Objective: Any pictures in the records below should be skipped; write out everything else exactly.

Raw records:

◇ ◇ ◇ ◇ ◇

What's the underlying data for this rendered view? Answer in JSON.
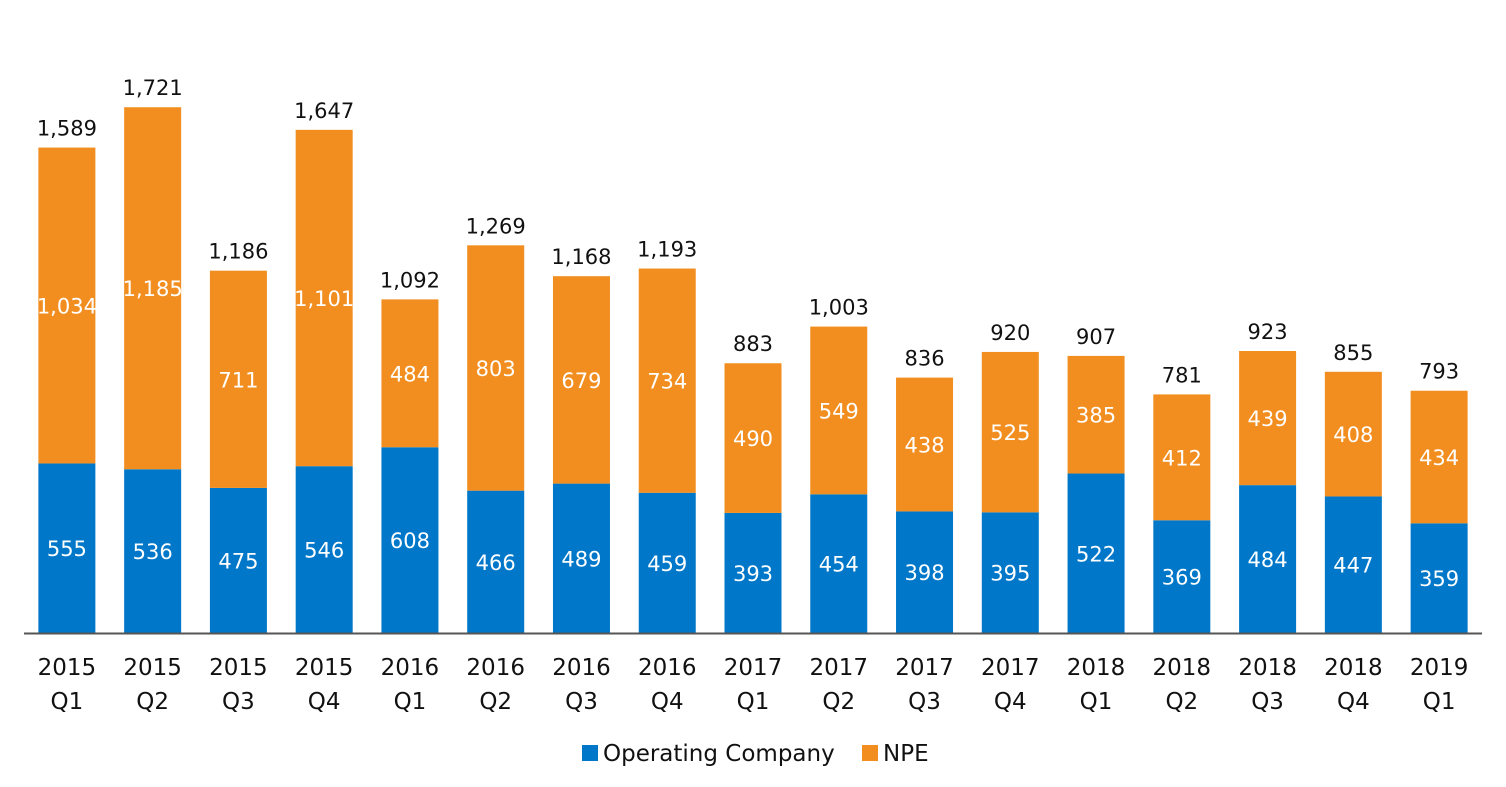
{
  "chart_data": {
    "type": "bar",
    "stacked": true,
    "categories": [
      [
        "2015",
        "Q1"
      ],
      [
        "2015",
        "Q2"
      ],
      [
        "2015",
        "Q3"
      ],
      [
        "2015",
        "Q4"
      ],
      [
        "2016",
        "Q1"
      ],
      [
        "2016",
        "Q2"
      ],
      [
        "2016",
        "Q3"
      ],
      [
        "2016",
        "Q4"
      ],
      [
        "2017",
        "Q1"
      ],
      [
        "2017",
        "Q2"
      ],
      [
        "2017",
        "Q3"
      ],
      [
        "2017",
        "Q4"
      ],
      [
        "2018",
        "Q1"
      ],
      [
        "2018",
        "Q2"
      ],
      [
        "2018",
        "Q3"
      ],
      [
        "2018",
        "Q4"
      ],
      [
        "2019",
        "Q1"
      ]
    ],
    "series": [
      {
        "name": "Operating Company",
        "color": "#0077c8",
        "values": [
          555,
          536,
          475,
          546,
          608,
          466,
          489,
          459,
          393,
          454,
          398,
          395,
          522,
          369,
          484,
          447,
          359
        ],
        "labels": [
          "555",
          "536",
          "475",
          "546",
          "608",
          "466",
          "489",
          "459",
          "393",
          "454",
          "398",
          "395",
          "522",
          "369",
          "484",
          "447",
          "359"
        ]
      },
      {
        "name": "NPE",
        "color": "#f28e1f",
        "values": [
          1034,
          1185,
          711,
          1101,
          484,
          803,
          679,
          734,
          490,
          549,
          438,
          525,
          385,
          412,
          439,
          408,
          434
        ],
        "labels": [
          "1,034",
          "1,185",
          "711",
          "1,101",
          "484",
          "803",
          "679",
          "734",
          "490",
          "549",
          "438",
          "525",
          "385",
          "412",
          "439",
          "408",
          "434"
        ]
      }
    ],
    "totals": [
      1589,
      1721,
      1186,
      1647,
      1092,
      1269,
      1168,
      1193,
      883,
      1003,
      836,
      920,
      907,
      781,
      923,
      855,
      793
    ],
    "total_labels": [
      "1,589",
      "1,721",
      "1,186",
      "1,647",
      "1,092",
      "1,269",
      "1,168",
      "1,193",
      "883",
      "1,003",
      "836",
      "920",
      "907",
      "781",
      "923",
      "855",
      "793"
    ],
    "ylim": [
      0,
      1745
    ],
    "grid": false,
    "legend_position": "bottom-center",
    "axis_color": "#555555"
  }
}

◇ ◇ ◇ ◇ ◇

Final result:
What's the underlying data for this rendered view? Answer in JSON.
{
  "chart_data": {
    "type": "bar",
    "stacked": true,
    "categories": [
      [
        "2015",
        "Q1"
      ],
      [
        "2015",
        "Q2"
      ],
      [
        "2015",
        "Q3"
      ],
      [
        "2015",
        "Q4"
      ],
      [
        "2016",
        "Q1"
      ],
      [
        "2016",
        "Q2"
      ],
      [
        "2016",
        "Q3"
      ],
      [
        "2016",
        "Q4"
      ],
      [
        "2017",
        "Q1"
      ],
      [
        "2017",
        "Q2"
      ],
      [
        "2017",
        "Q3"
      ],
      [
        "2017",
        "Q4"
      ],
      [
        "2018",
        "Q1"
      ],
      [
        "2018",
        "Q2"
      ],
      [
        "2018",
        "Q3"
      ],
      [
        "2018",
        "Q4"
      ],
      [
        "2019",
        "Q1"
      ]
    ],
    "series": [
      {
        "name": "Operating Company",
        "color": "#0077c8",
        "values": [
          555,
          536,
          475,
          546,
          608,
          466,
          489,
          459,
          393,
          454,
          398,
          395,
          522,
          369,
          484,
          447,
          359
        ],
        "labels": [
          "555",
          "536",
          "475",
          "546",
          "608",
          "466",
          "489",
          "459",
          "393",
          "454",
          "398",
          "395",
          "522",
          "369",
          "484",
          "447",
          "359"
        ]
      },
      {
        "name": "NPE",
        "color": "#f28e1f",
        "values": [
          1034,
          1185,
          711,
          1101,
          484,
          803,
          679,
          734,
          490,
          549,
          438,
          525,
          385,
          412,
          439,
          408,
          434
        ],
        "labels": [
          "1,034",
          "1,185",
          "711",
          "1,101",
          "484",
          "803",
          "679",
          "734",
          "490",
          "549",
          "438",
          "525",
          "385",
          "412",
          "439",
          "408",
          "434"
        ]
      }
    ],
    "totals": [
      1589,
      1721,
      1186,
      1647,
      1092,
      1269,
      1168,
      1193,
      883,
      1003,
      836,
      920,
      907,
      781,
      923,
      855,
      793
    ],
    "total_labels": [
      "1,589",
      "1,721",
      "1,186",
      "1,647",
      "1,092",
      "1,269",
      "1,168",
      "1,193",
      "883",
      "1,003",
      "836",
      "920",
      "907",
      "781",
      "923",
      "855",
      "793"
    ],
    "ylim": [
      0,
      1745
    ],
    "grid": false,
    "legend_position": "bottom-center",
    "axis_color": "#555555"
  }
}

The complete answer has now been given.